Stored records
◆ ◆ ◆ ◆ ◆ ◆ ◆

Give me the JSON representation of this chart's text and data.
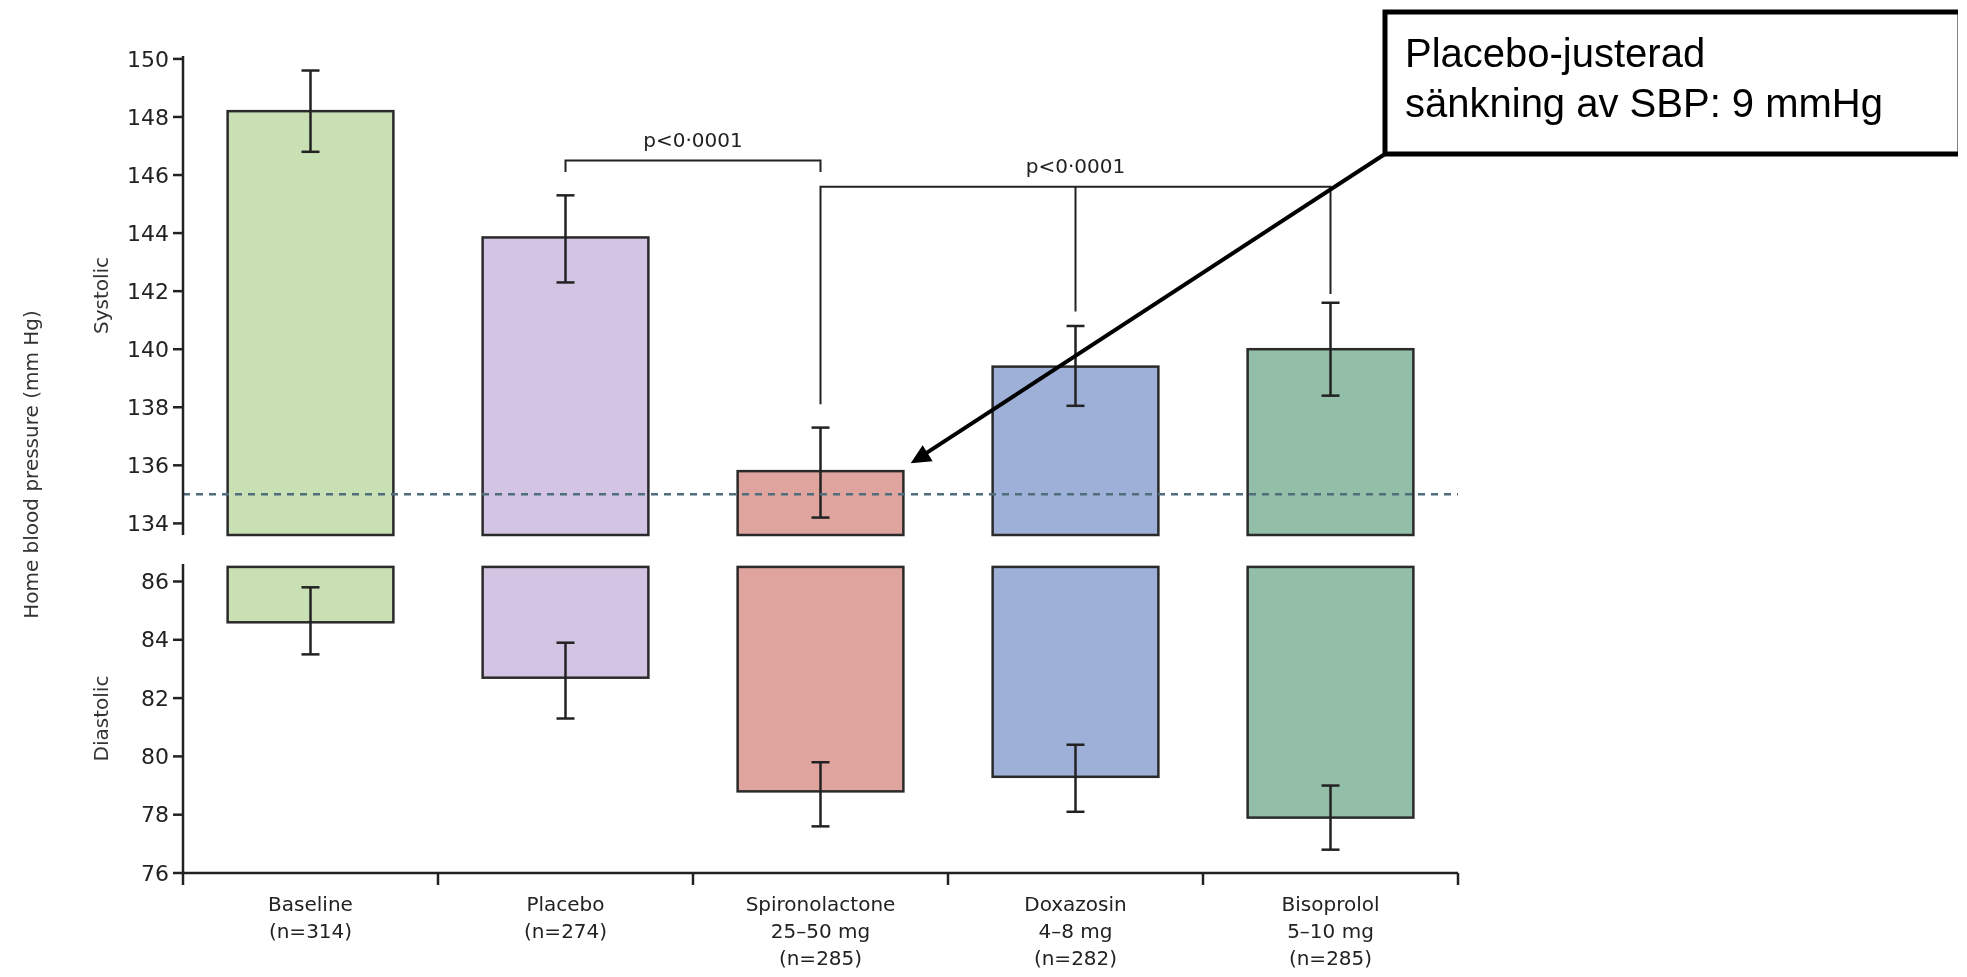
{
  "chart_data": [
    {
      "type": "bar",
      "ylabel": "Systolic",
      "categories": [
        null,
        null,
        null,
        null,
        null
      ],
      "values": [
        148.2,
        143.85,
        135.8,
        139.4,
        140.0
      ],
      "colors": [
        "#c8e0b4",
        "#d2c4e2",
        "#e0a49e",
        "#9eafd8",
        "#93bfa8"
      ],
      "errors": [
        [
          146.8,
          149.6
        ],
        [
          142.3,
          145.3
        ],
        [
          134.2,
          137.3
        ],
        [
          138.05,
          140.8
        ],
        [
          138.4,
          141.6
        ]
      ],
      "ylim": [
        133.6,
        150.1
      ],
      "yticks": [
        134,
        136,
        138,
        140,
        142,
        144,
        146,
        148,
        150
      ],
      "tick_labels": "y",
      "ref_lines": [
        {
          "axis": "y",
          "value": 135,
          "color": "#4f6d7a",
          "line_style": "dashed"
        }
      ],
      "annotations": [
        "Home blood pressure (mm Hg)",
        "p<0·0001",
        "p<0·0001",
        "Placebo-justerad sänkning av SBP: 9 mmHg"
      ]
    },
    {
      "type": "bar",
      "ylabel": "Diastolic",
      "categories": [
        "Baseline\n(n=314)",
        "Placebo\n(n=274)",
        "Spironolactone\n25–50 mg\n(n=285)",
        "Doxazosin\n4–8 mg\n(n=282)",
        "Bisoprolol\n5–10 mg\n(n=285)"
      ],
      "base": [
        86.5,
        86.5,
        86.5,
        86.5,
        86.5
      ],
      "values": [
        -1.9,
        -3.8,
        -7.7,
        -7.2,
        -8.6
      ],
      "colors": [
        "#c8e0b4",
        "#d2c4e2",
        "#e0a49e",
        "#9eafd8",
        "#93bfa8"
      ],
      "errors": [
        [
          83.5,
          85.8
        ],
        [
          81.3,
          83.9
        ],
        [
          77.6,
          79.8
        ],
        [
          78.1,
          80.4
        ],
        [
          76.8,
          79.0
        ]
      ],
      "ylim": [
        76,
        86.6
      ],
      "yticks": [
        76,
        78,
        80,
        82,
        84,
        86
      ]
    }
  ]
}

◆ ◆ ◆ ◆ ◆ ◆ ◆

> Your task:
From the listing, extract all text exactly as given and drop any picture.

> Answer to the task:
Give me the JSON representation of this chart's text and data.
{
  "chart_data": [
    {
      "type": "bar",
      "ylabel": "Systolic",
      "categories": [
        null,
        null,
        null,
        null,
        null
      ],
      "values": [
        148.2,
        143.85,
        135.8,
        139.4,
        140.0
      ],
      "colors": [
        "#c8e0b4",
        "#d2c4e2",
        "#e0a49e",
        "#9eafd8",
        "#93bfa8"
      ],
      "errors": [
        [
          146.8,
          149.6
        ],
        [
          142.3,
          145.3
        ],
        [
          134.2,
          137.3
        ],
        [
          138.05,
          140.8
        ],
        [
          138.4,
          141.6
        ]
      ],
      "ylim": [
        133.6,
        150.1
      ],
      "yticks": [
        134,
        136,
        138,
        140,
        142,
        144,
        146,
        148,
        150
      ],
      "tick_labels": "y",
      "ref_lines": [
        {
          "axis": "y",
          "value": 135,
          "color": "#4f6d7a",
          "line_style": "dashed"
        }
      ],
      "annotations": [
        "Home blood pressure (mm Hg)",
        "p<0·0001",
        "p<0·0001",
        "Placebo-justerad sänkning av SBP: 9 mmHg"
      ]
    },
    {
      "type": "bar",
      "ylabel": "Diastolic",
      "categories": [
        "Baseline\n(n=314)",
        "Placebo\n(n=274)",
        "Spironolactone\n25–50 mg\n(n=285)",
        "Doxazosin\n4–8 mg\n(n=282)",
        "Bisoprolol\n5–10 mg\n(n=285)"
      ],
      "base": [
        86.5,
        86.5,
        86.5,
        86.5,
        86.5
      ],
      "values": [
        -1.9,
        -3.8,
        -7.7,
        -7.2,
        -8.6
      ],
      "colors": [
        "#c8e0b4",
        "#d2c4e2",
        "#e0a49e",
        "#9eafd8",
        "#93bfa8"
      ],
      "errors": [
        [
          83.5,
          85.8
        ],
        [
          81.3,
          83.9
        ],
        [
          77.6,
          79.8
        ],
        [
          78.1,
          80.4
        ],
        [
          76.8,
          79.0
        ]
      ],
      "ylim": [
        76,
        86.6
      ],
      "yticks": [
        76,
        78,
        80,
        82,
        84,
        86
      ]
    }
  ]
}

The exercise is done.